Objective: Gather each line in the entries that includes the string "tile".

##### Available data #####

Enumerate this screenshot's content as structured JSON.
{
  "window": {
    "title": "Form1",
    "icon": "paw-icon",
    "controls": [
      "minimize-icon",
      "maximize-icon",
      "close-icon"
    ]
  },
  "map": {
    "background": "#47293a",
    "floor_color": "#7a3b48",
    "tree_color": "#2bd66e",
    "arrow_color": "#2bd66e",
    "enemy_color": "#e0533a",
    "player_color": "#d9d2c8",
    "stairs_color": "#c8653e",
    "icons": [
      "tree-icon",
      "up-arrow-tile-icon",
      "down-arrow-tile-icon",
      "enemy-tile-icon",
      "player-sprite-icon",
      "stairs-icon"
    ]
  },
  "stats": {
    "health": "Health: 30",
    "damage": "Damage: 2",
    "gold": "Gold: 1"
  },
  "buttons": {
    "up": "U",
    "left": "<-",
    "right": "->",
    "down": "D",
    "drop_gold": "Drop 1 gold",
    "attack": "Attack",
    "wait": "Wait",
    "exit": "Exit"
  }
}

#####

Task result:
      "up-arrow-tile-icon",
      "down-arrow-tile-icon",
      "enemy-tile-icon",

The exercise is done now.